_Exercise_: The records that follow need to be output exactly as they are.

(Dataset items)
= = = = = = =

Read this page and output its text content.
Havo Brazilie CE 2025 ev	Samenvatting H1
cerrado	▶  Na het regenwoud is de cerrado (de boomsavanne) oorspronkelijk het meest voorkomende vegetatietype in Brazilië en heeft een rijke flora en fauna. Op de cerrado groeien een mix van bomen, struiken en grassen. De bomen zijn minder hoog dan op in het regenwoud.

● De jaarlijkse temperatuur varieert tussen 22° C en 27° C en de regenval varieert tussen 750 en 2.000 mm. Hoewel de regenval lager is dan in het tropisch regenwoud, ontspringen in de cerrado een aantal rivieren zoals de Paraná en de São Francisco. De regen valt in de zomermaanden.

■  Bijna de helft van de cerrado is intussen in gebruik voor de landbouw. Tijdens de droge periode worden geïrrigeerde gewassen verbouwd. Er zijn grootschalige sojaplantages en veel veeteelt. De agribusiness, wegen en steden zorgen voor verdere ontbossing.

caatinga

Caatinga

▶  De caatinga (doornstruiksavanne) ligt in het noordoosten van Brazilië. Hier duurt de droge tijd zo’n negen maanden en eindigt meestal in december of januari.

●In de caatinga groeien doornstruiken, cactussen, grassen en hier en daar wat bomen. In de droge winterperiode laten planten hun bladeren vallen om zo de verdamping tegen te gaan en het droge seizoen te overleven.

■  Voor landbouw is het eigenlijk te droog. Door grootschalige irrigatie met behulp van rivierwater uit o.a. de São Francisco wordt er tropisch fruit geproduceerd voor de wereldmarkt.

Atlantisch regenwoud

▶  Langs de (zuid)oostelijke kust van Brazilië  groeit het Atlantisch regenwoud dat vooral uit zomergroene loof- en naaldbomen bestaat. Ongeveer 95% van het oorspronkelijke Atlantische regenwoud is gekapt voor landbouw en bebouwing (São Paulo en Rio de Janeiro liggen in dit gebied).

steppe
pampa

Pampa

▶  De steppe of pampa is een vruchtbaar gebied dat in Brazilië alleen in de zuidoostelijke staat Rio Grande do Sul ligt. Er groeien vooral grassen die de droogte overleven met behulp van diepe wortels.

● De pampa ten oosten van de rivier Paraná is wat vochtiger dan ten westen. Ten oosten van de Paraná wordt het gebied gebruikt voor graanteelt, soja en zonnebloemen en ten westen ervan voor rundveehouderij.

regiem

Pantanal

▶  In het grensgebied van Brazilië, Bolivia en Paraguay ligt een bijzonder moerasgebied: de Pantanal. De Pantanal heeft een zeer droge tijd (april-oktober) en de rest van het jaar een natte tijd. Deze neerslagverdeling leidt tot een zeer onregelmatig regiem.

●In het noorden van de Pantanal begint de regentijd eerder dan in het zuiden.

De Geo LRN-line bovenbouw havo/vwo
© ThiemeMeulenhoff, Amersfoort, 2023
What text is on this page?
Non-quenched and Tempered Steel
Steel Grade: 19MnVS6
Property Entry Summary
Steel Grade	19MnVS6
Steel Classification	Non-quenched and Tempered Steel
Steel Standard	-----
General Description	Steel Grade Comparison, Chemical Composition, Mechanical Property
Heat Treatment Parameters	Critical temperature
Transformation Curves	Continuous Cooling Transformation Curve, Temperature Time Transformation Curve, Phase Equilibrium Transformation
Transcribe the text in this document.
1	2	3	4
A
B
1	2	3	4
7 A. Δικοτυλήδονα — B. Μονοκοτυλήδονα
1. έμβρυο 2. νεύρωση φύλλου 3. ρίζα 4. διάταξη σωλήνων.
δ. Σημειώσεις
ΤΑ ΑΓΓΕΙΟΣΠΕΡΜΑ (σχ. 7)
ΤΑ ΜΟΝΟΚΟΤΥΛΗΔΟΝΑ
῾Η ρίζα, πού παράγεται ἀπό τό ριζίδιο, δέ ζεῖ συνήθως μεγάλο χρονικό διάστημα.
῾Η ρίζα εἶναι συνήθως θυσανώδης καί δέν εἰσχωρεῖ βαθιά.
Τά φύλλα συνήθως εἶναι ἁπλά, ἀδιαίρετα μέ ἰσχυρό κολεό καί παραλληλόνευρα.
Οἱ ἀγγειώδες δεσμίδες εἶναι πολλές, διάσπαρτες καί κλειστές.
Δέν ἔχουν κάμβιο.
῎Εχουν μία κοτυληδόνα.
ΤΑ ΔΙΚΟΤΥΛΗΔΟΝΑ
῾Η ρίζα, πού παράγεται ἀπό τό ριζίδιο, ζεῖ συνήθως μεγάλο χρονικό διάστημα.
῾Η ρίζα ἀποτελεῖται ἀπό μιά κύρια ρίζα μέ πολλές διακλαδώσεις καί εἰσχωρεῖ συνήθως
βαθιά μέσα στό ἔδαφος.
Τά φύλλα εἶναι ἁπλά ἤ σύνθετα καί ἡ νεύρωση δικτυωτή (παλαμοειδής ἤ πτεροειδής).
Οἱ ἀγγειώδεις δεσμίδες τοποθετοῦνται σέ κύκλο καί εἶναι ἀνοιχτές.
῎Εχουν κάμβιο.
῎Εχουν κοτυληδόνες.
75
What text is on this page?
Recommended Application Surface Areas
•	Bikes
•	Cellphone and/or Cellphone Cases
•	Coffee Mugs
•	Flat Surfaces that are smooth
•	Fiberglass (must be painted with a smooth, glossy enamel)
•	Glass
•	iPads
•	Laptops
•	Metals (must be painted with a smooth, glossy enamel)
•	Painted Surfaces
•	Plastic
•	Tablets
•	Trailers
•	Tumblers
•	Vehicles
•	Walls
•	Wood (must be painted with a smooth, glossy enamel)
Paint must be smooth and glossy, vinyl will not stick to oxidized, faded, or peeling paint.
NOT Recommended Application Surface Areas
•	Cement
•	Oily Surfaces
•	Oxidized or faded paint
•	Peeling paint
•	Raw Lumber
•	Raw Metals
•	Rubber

= = = = = = =

_Response_:
Read this page and output its text content.
Havo Brazilie CE 2025 ev	Samenvatting H1
cerrado	▶  Na het regenwoud is de cerrado (de boomsavanne) oorspronkelijk het meest voorkomende vegetatietype in Brazilië en heeft een rijke flora en fauna. Op de cerrado groeien een mix van bomen, struiken en grassen. De bomen zijn minder hoog dan op in het regenwoud.

● De jaarlijkse temperatuur varieert tussen 22° C en 27° C en de regenval varieert tussen 750 en 2.000 mm. Hoewel de regenval lager is dan in het tropisch regenwoud, ontspringen in de cerrado een aantal rivieren zoals de Paraná en de São Francisco. De regen valt in de zomermaanden.

■  Bijna de helft van de cerrado is intussen in gebruik voor de landbouw. Tijdens de droge periode worden geïrrigeerde gewassen verbouwd. Er zijn grootschalige sojaplantages en veel veeteelt. De agribusiness, wegen en steden zorgen voor verdere ontbossing.

caatinga

Caatinga

▶  De caatinga (doornstruiksavanne) ligt in het noordoosten van Brazilië. Hier duurt de droge tijd zo’n negen maanden en eindigt meestal in december of januari.

●In de caatinga groeien doornstruiken, cactussen, grassen en hier en daar wat bomen. In de droge winterperiode laten planten hun bladeren vallen om zo de verdamping tegen te gaan en het droge seizoen te overleven.

■  Voor landbouw is het eigenlijk te droog. Door grootschalige irrigatie met behulp van rivierwater uit o.a. de São Francisco wordt er tropisch fruit geproduceerd voor de wereldmarkt.

Atlantisch regenwoud

▶  Langs de (zuid)oostelijke kust van Brazilië  groeit het Atlantisch regenwoud dat vooral uit zomergroene loof- en naaldbomen bestaat. Ongeveer 95% van het oorspronkelijke Atlantische regenwoud is gekapt voor landbouw en bebouwing (São Paulo en Rio de Janeiro liggen in dit gebied).

steppe
pampa

Pampa

▶  De steppe of pampa is een vruchtbaar gebied dat in Brazilië alleen in de zuidoostelijke staat Rio Grande do Sul ligt. Er groeien vooral grassen die de droogte overleven met behulp van diepe wortels.

● De pampa ten oosten van de rivier Paraná is wat vochtiger dan ten westen. Ten oosten van de Paraná wordt het gebied gebruikt voor graanteelt, soja en zonnebloemen en ten westen ervan voor rundveehouderij.

regiem

Pantanal

▶  In het grensgebied van Brazilië, Bolivia en Paraguay ligt een bijzonder moerasgebied: de Pantanal. De Pantanal heeft een zeer droge tijd (april-oktober) en de rest van het jaar een natte tijd. Deze neerslagverdeling leidt tot een zeer onregelmatig regiem.

●In het noorden van de Pantanal begint de regentijd eerder dan in het zuiden.

De Geo LRN-line bovenbouw havo/vwo
© ThiemeMeulenhoff, Amersfoort, 2023
What text is on this page?
Non-quenched and Tempered Steel
Steel Grade: 19MnVS6
Property Entry Summary
Steel Grade	19MnVS6
Steel Classification	Non-quenched and Tempered Steel
Steel Standard	-----
General Description	Steel Grade Comparison, Chemical Composition, Mechanical Property
Heat Treatment Parameters	Critical temperature
Transformation Curves	Continuous Cooling Transformation Curve, Temperature Time Transformation Curve, Phase Equilibrium Transformation
Transcribe the text in this document.
1	2	3	4
A
B
1	2	3	4
7 A. Δικοτυλήδονα — B. Μονοκοτυλήδονα
1. έμβρυο 2. νεύρωση φύλλου 3. ρίζα 4. διάταξη σωλήνων.
δ. Σημειώσεις
ΤΑ ΑΓΓΕΙΟΣΠΕΡΜΑ (σχ. 7)
ΤΑ ΜΟΝΟΚΟΤΥΛΗΔΟΝΑ
῾Η ρίζα, πού παράγεται ἀπό τό ριζίδιο, δέ ζεῖ συνήθως μεγάλο χρονικό διάστημα.
῾Η ρίζα εἶναι συνήθως θυσανώδης καί δέν εἰσχωρεῖ βαθιά.
Τά φύλλα συνήθως εἶναι ἁπλά, ἀδιαίρετα μέ ἰσχυρό κολεό καί παραλληλόνευρα.
Οἱ ἀγγειώδες δεσμίδες εἶναι πολλές, διάσπαρτες καί κλειστές.
Δέν ἔχουν κάμβιο.
῎Εχουν μία κοτυληδόνα.
ΤΑ ΔΙΚΟΤΥΛΗΔΟΝΑ
῾Η ρίζα, πού παράγεται ἀπό τό ριζίδιο, ζεῖ συνήθως μεγάλο χρονικό διάστημα.
῾Η ρίζα ἀποτελεῖται ἀπό μιά κύρια ρίζα μέ πολλές διακλαδώσεις καί εἰσχωρεῖ συνήθως
βαθιά μέσα στό ἔδαφος.
Τά φύλλα εἶναι ἁπλά ἤ σύνθετα καί ἡ νεύρωση δικτυωτή (παλαμοειδής ἤ πτεροειδής).
Οἱ ἀγγειώδεις δεσμίδες τοποθετοῦνται σέ κύκλο καί εἶναι ἀνοιχτές.
῎Εχουν κάμβιο.
῎Εχουν κοτυληδόνες.
75
What text is on this page?
Recommended Application Surface Areas
•	Bikes
•	Cellphone and/or Cellphone Cases
•	Coffee Mugs
•	Flat Surfaces that are smooth
•	Fiberglass (must be painted with a smooth, glossy enamel)
•	Glass
•	iPads
•	Laptops
•	Metals (must be painted with a smooth, glossy enamel)
•	Painted Surfaces
•	Plastic
•	Tablets
•	Trailers
•	Tumblers
•	Vehicles
•	Walls
•	Wood (must be painted with a smooth, glossy enamel)
Paint must be smooth and glossy, vinyl will not stick to oxidized, faded, or peeling paint.
NOT Recommended Application Surface Areas
•	Cement
•	Oily Surfaces
•	Oxidized or faded paint
•	Peeling paint
•	Raw Lumber
•	Raw Metals
•	Rubber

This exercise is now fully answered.